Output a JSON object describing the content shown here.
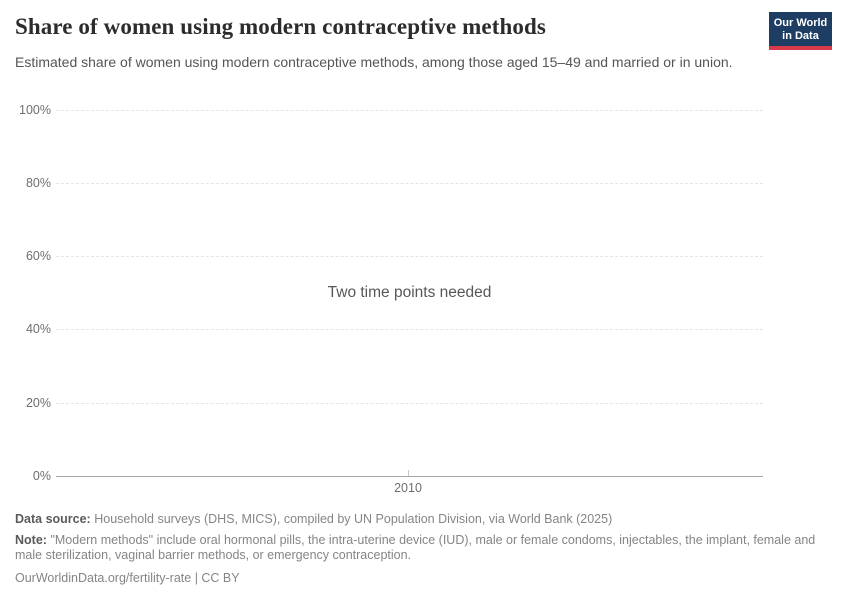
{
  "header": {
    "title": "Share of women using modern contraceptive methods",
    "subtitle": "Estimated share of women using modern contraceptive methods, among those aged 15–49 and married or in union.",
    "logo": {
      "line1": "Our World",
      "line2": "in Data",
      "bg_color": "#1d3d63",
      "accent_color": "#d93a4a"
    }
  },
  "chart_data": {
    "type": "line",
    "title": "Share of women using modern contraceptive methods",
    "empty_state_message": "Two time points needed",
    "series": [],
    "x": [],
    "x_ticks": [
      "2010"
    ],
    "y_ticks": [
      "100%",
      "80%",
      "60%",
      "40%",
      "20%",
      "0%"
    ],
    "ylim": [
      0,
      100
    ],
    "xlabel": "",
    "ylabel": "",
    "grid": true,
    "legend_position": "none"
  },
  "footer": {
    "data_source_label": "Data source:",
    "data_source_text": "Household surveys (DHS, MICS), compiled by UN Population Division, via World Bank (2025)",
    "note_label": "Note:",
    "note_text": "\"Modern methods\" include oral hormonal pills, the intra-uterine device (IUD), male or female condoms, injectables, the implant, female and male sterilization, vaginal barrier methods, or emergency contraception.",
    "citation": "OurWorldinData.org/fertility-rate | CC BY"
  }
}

- - -

(Problem to work on) Return every line of the records exactly as given, pictures excluded.

(Answer to the exercise)
Output a JSON object describing the content shown here.
{
  "header": {
    "title": "Share of women using modern contraceptive methods",
    "subtitle": "Estimated share of women using modern contraceptive methods, among those aged 15–49 and married or in union.",
    "logo": {
      "line1": "Our World",
      "line2": "in Data",
      "bg_color": "#1d3d63",
      "accent_color": "#d93a4a"
    }
  },
  "chart_data": {
    "type": "line",
    "title": "Share of women using modern contraceptive methods",
    "empty_state_message": "Two time points needed",
    "series": [],
    "x": [],
    "x_ticks": [
      "2010"
    ],
    "y_ticks": [
      "100%",
      "80%",
      "60%",
      "40%",
      "20%",
      "0%"
    ],
    "ylim": [
      0,
      100
    ],
    "xlabel": "",
    "ylabel": "",
    "grid": true,
    "legend_position": "none"
  },
  "footer": {
    "data_source_label": "Data source:",
    "data_source_text": "Household surveys (DHS, MICS), compiled by UN Population Division, via World Bank (2025)",
    "note_label": "Note:",
    "note_text": "\"Modern methods\" include oral hormonal pills, the intra-uterine device (IUD), male or female condoms, injectables, the implant, female and male sterilization, vaginal barrier methods, or emergency contraception.",
    "citation": "OurWorldinData.org/fertility-rate | CC BY"
  }
}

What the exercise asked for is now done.